## TASK TO COMPLETE
Print all of the lines exactly. Any picture among them stays out.

## MATERIAL TO PROCESS
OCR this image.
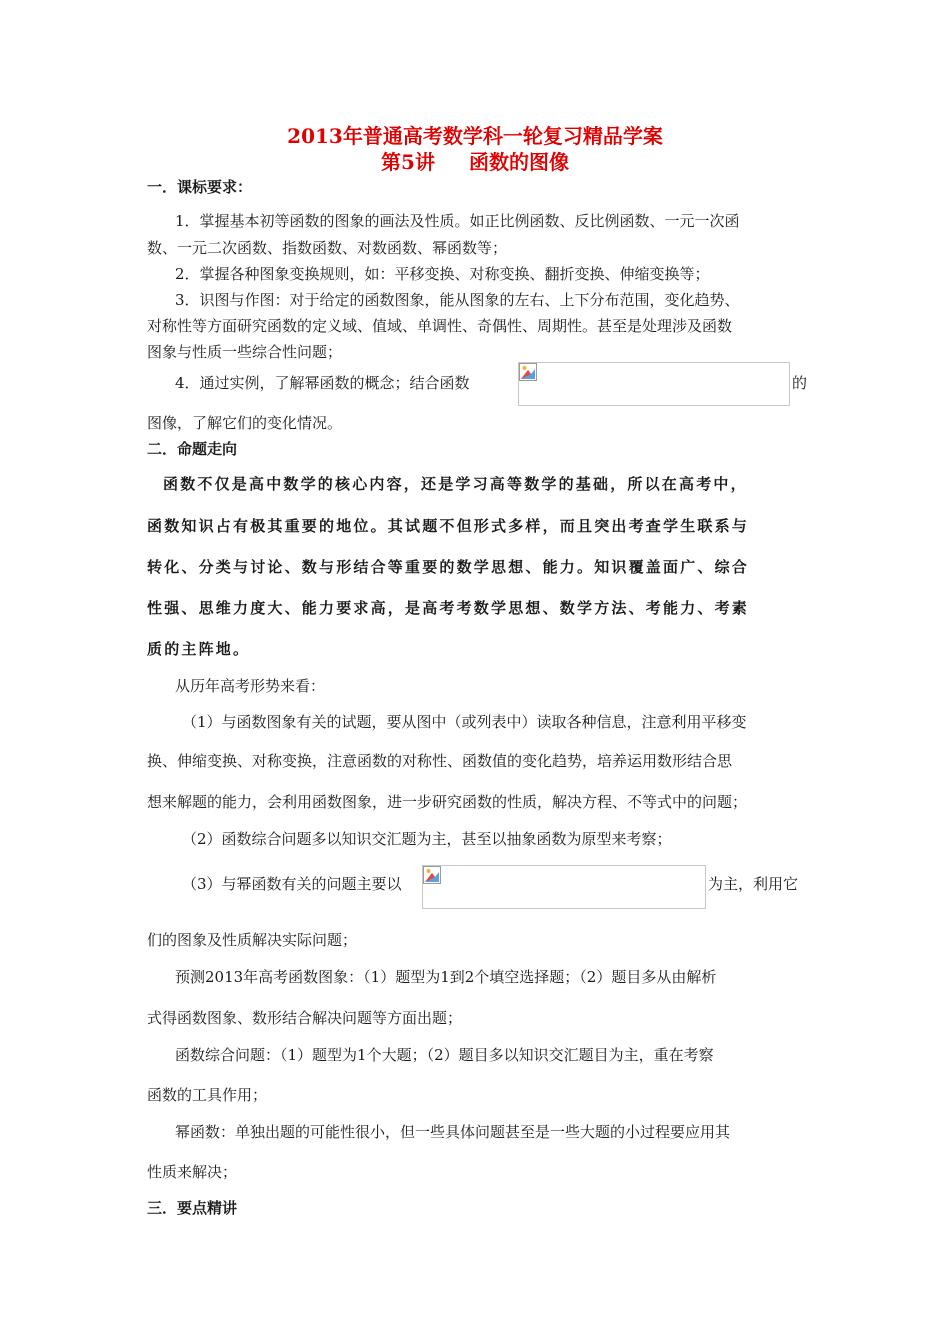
2013年普通高考数学科一轮复习精品学案
第5讲 函数的图像
一．课标要求：
1．掌握基本初等函数的图象的画法及性质。如正比例函数、反比例函数、一元一次函
数、一元二次函数、指数函数、对数函数、幂函数等；
2．掌握各种图象变换规则，如：平移变换、对称变换、翻折变换、伸缩变换等；
3．识图与作图：对于给定的函数图象，能从图象的左右、上下分布范围，变化趋势、
对称性等方面研究函数的定义域、值域、单调性、奇偶性、周期性。甚至是处理涉及函数
图象与性质一些综合性问题；
4．通过实例，了解幂函数的概念；结合函数	的
图像，了解它们的变化情况。
二．命题走向
函数不仅是高中数学的核心内容，还是学习高等数学的基础，所以在高考中，
函数知识占有极其重要的地位。其试题不但形式多样，而且突出考查学生联系与
转化、分类与讨论、数与形结合等重要的数学思想、能力。知识覆盖面广、综合
性强、思维力度大、能力要求高，是高考考数学思想、数学方法、考能力、考素
质的主阵地。
从历年高考形势来看：
（1）与函数图象有关的试题，要从图中（或列表中）读取各种信息，注意利用平移变
换、伸缩变换、对称变换，注意函数的对称性、函数值的变化趋势，培养运用数形结合思
想来解题的能力，会利用函数图象，进一步研究函数的性质，解决方程、不等式中的问题；
（2）函数综合问题多以知识交汇题为主，甚至以抽象函数为原型来考察；
（3）与幂函数有关的问题主要以	为主，利用它
们的图象及性质解决实际问题；
预测2013年高考函数图象：（1）题型为1到2个填空选择题；（2）题目多从由解析
式得函数图象、数形结合解决问题等方面出题；
函数综合问题：（1）题型为1个大题；（2）题目多以知识交汇题目为主，重在考察
函数的工具作用；
幂函数：单独出题的可能性很小，但一些具体问题甚至是一些大题的小过程要应用其
性质来解决；
三．要点精讲
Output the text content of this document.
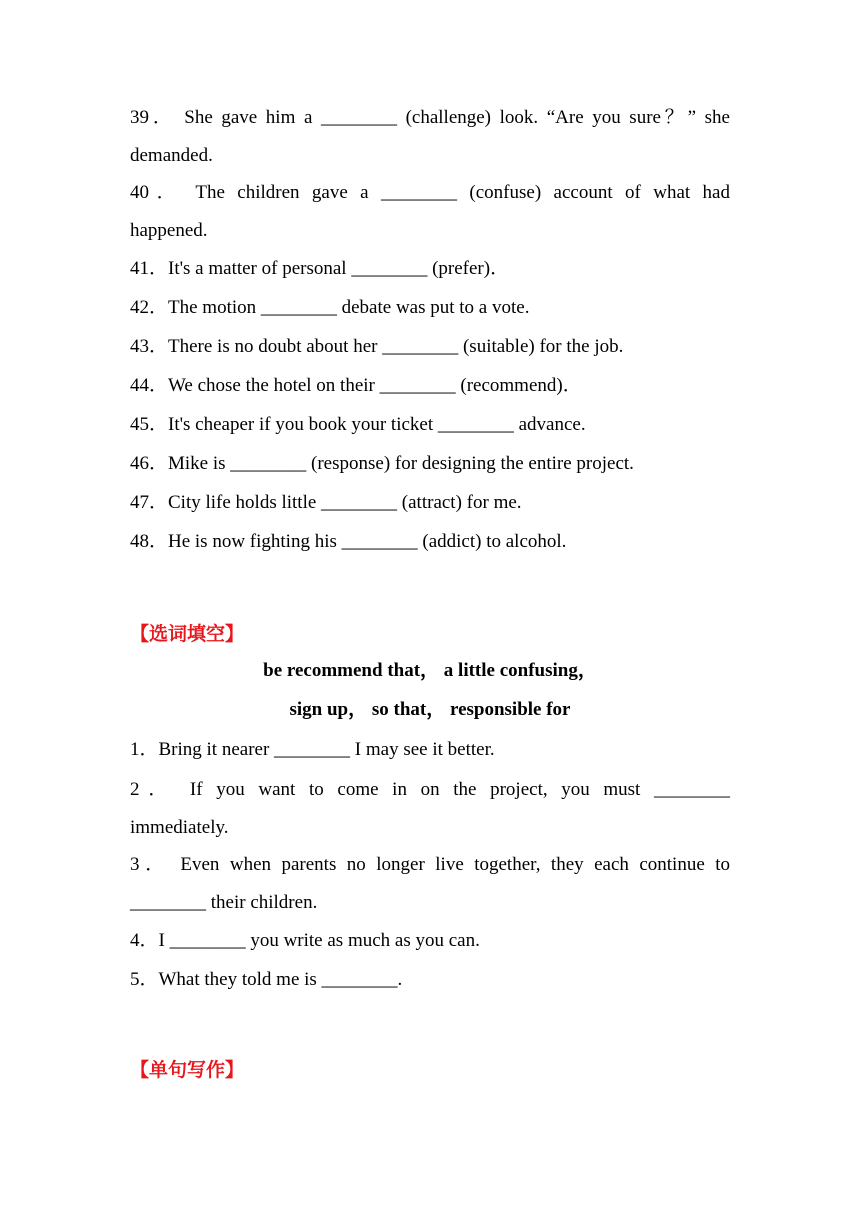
39． She gave him a ________ (challenge) look. “Are you sure？” she
demanded.
40． The children gave a ________ (confuse) account of what had
happened.
41．It's a matter of personal ________ (prefer)．
42．The motion ________ debate was put to a vote.
43．There is no doubt about her ________ (suitable) for the job.
44．We chose the hotel on their ________ (recommend)．
45．It's cheaper if you book your ticket ________ advance.
46．Mike is ________ (response) for designing the entire project.
47．City life holds little ________ (attract) for me.
48．He is now fighting his ________ (addict) to alcohol.
【选词填空】
be recommend that， a little confusing，
sign up， so that， responsible for
1．Bring it nearer ________ I may see it better.
2． If you want to come in on the project, you must ________
immediately.
3． Even when parents no longer live together, they each continue to
________ their children.
4．I ________ you write as much as you can.
5．What they told me is ________.
【单句写作】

## TASK RESULT
OCR this image.
2013年普通高考数学科一轮复习精品学案
第5讲 函数的图像
一．课标要求：
1．掌握基本初等函数的图象的画法及性质。如正比例函数、反比例函数、一元一次函
数、一元二次函数、指数函数、对数函数、幂函数等；
2．掌握各种图象变换规则，如：平移变换、对称变换、翻折变换、伸缩变换等；
3．识图与作图：对于给定的函数图象，能从图象的左右、上下分布范围，变化趋势、
对称性等方面研究函数的定义域、值域、单调性、奇偶性、周期性。甚至是处理涉及函数
图象与性质一些综合性问题；
4．通过实例，了解幂函数的概念；结合函数	的
图像，了解它们的变化情况。
二．命题走向
函数不仅是高中数学的核心内容，还是学习高等数学的基础，所以在高考中，
函数知识占有极其重要的地位。其试题不但形式多样，而且突出考查学生联系与
转化、分类与讨论、数与形结合等重要的数学思想、能力。知识覆盖面广、综合
性强、思维力度大、能力要求高，是高考考数学思想、数学方法、考能力、考素
质的主阵地。
从历年高考形势来看：
（1）与函数图象有关的试题，要从图中（或列表中）读取各种信息，注意利用平移变
换、伸缩变换、对称变换，注意函数的对称性、函数值的变化趋势，培养运用数形结合思
想来解题的能力，会利用函数图象，进一步研究函数的性质，解决方程、不等式中的问题；
（2）函数综合问题多以知识交汇题为主，甚至以抽象函数为原型来考察；
（3）与幂函数有关的问题主要以	为主，利用它
们的图象及性质解决实际问题；
预测2013年高考函数图象：（1）题型为1到2个填空选择题；（2）题目多从由解析
式得函数图象、数形结合解决问题等方面出题；
函数综合问题：（1）题型为1个大题；（2）题目多以知识交汇题目为主，重在考察
函数的工具作用；
幂函数：单独出题的可能性很小，但一些具体问题甚至是一些大题的小过程要应用其
性质来解决；
三．要点精讲
Output the text content of this document.
39． She gave him a ________ (challenge) look. “Are you sure？” she
demanded.
40． The children gave a ________ (confuse) account of what had
happened.
41．It's a matter of personal ________ (prefer)．
42．The motion ________ debate was put to a vote.
43．There is no doubt about her ________ (suitable) for the job.
44．We chose the hotel on their ________ (recommend)．
45．It's cheaper if you book your ticket ________ advance.
46．Mike is ________ (response) for designing the entire project.
47．City life holds little ________ (attract) for me.
48．He is now fighting his ________ (addict) to alcohol.
【选词填空】
be recommend that， a little confusing，
sign up， so that， responsible for
1．Bring it nearer ________ I may see it better.
2． If you want to come in on the project, you must ________
immediately.
3． Even when parents no longer live together, they each continue to
________ their children.
4．I ________ you write as much as you can.
5．What they told me is ________.
【单句写作】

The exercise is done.